— SET EXERCISE —
Make an exact copy of the records, dropping all pictures.

— EXERCISE INPUT —
begin

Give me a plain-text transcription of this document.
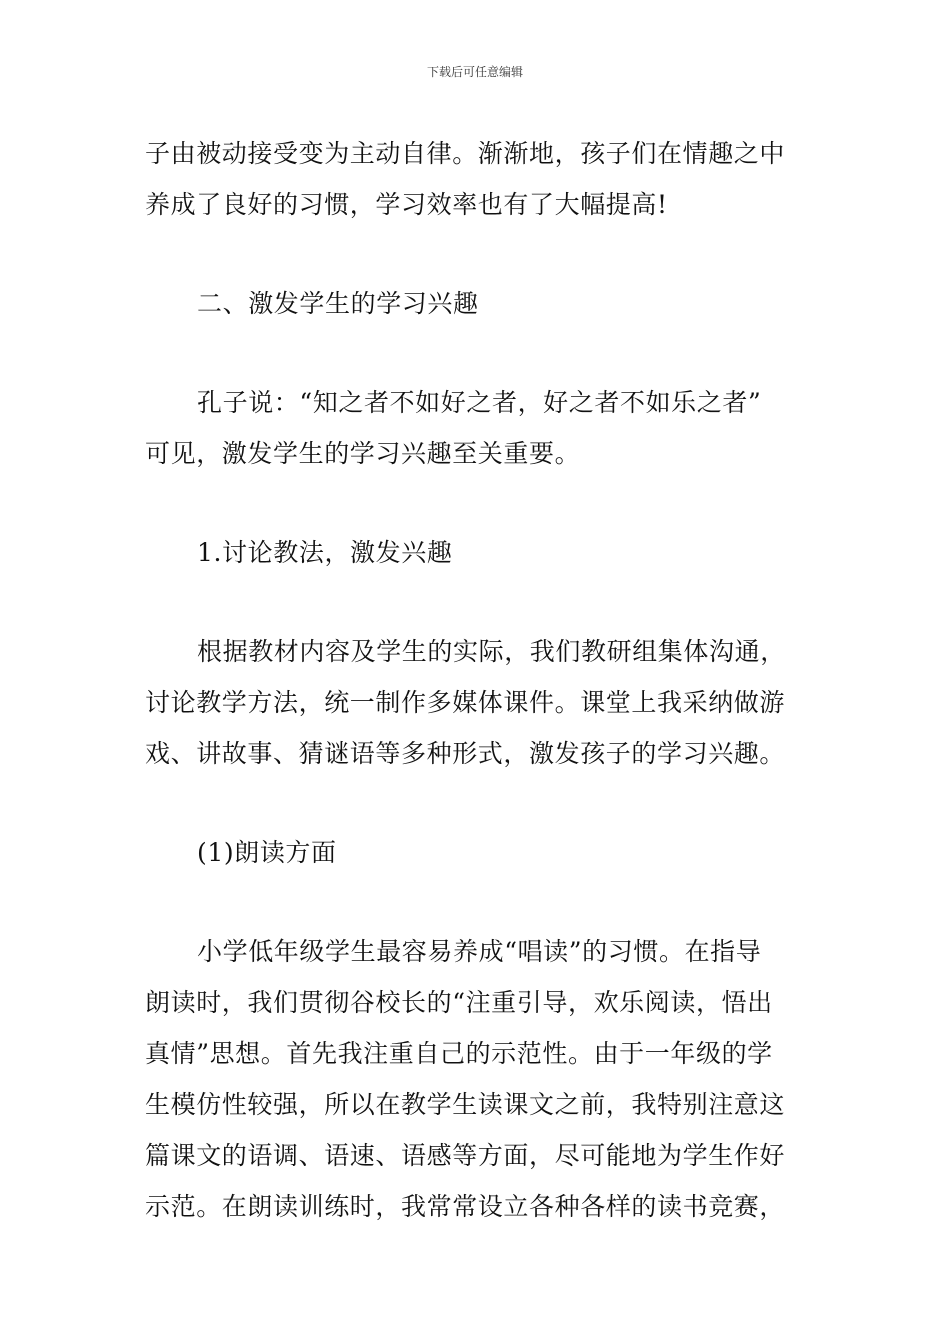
下载后可任意编辑
子由被动接受变为主动自律。渐渐地，孩子们在情趣之中
养成了良好的习惯，学习效率也有了大幅提高!
二、激发学生的学习兴趣
孔子说：“知之者不如好之者，好之者不如乐之者”
可见，激发学生的学习兴趣至关重要。
1.讨论教法，激发兴趣
根据教材内容及学生的实际，我们教研组集体沟通，
讨论教学方法，统一制作多媒体课件。课堂上我采纳做游
戏、讲故事、猜谜语等多种形式，激发孩子的学习兴趣。
(1)朗读方面
小学低年级学生最容易养成“唱读”的习惯。在指导
朗读时，我们贯彻谷校长的“注重引导，欢乐阅读，悟出
真情”思想。首先我注重自己的示范性。由于一年级的学
生模仿性较强，所以在教学生读课文之前，我特别注意这
篇课文的语调、语速、语感等方面，尽可能地为学生作好
示范。在朗读训练时，我常常设立各种各样的读书竞赛，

end

— ANSWER TO THIS EXERCISE —
Give me a plain-text transcription of this document.
下载后可任意编辑
子由被动接受变为主动自律。渐渐地，孩子们在情趣之中
养成了良好的习惯，学习效率也有了大幅提高!
二、激发学生的学习兴趣
孔子说：“知之者不如好之者，好之者不如乐之者”
可见，激发学生的学习兴趣至关重要。
1.讨论教法，激发兴趣
根据教材内容及学生的实际，我们教研组集体沟通，
讨论教学方法，统一制作多媒体课件。课堂上我采纳做游
戏、讲故事、猜谜语等多种形式，激发孩子的学习兴趣。
(1)朗读方面
小学低年级学生最容易养成“唱读”的习惯。在指导
朗读时，我们贯彻谷校长的“注重引导，欢乐阅读，悟出
真情”思想。首先我注重自己的示范性。由于一年级的学
生模仿性较强，所以在教学生读课文之前，我特别注意这
篇课文的语调、语速、语感等方面，尽可能地为学生作好
示范。在朗读训练时，我常常设立各种各样的读书竞赛，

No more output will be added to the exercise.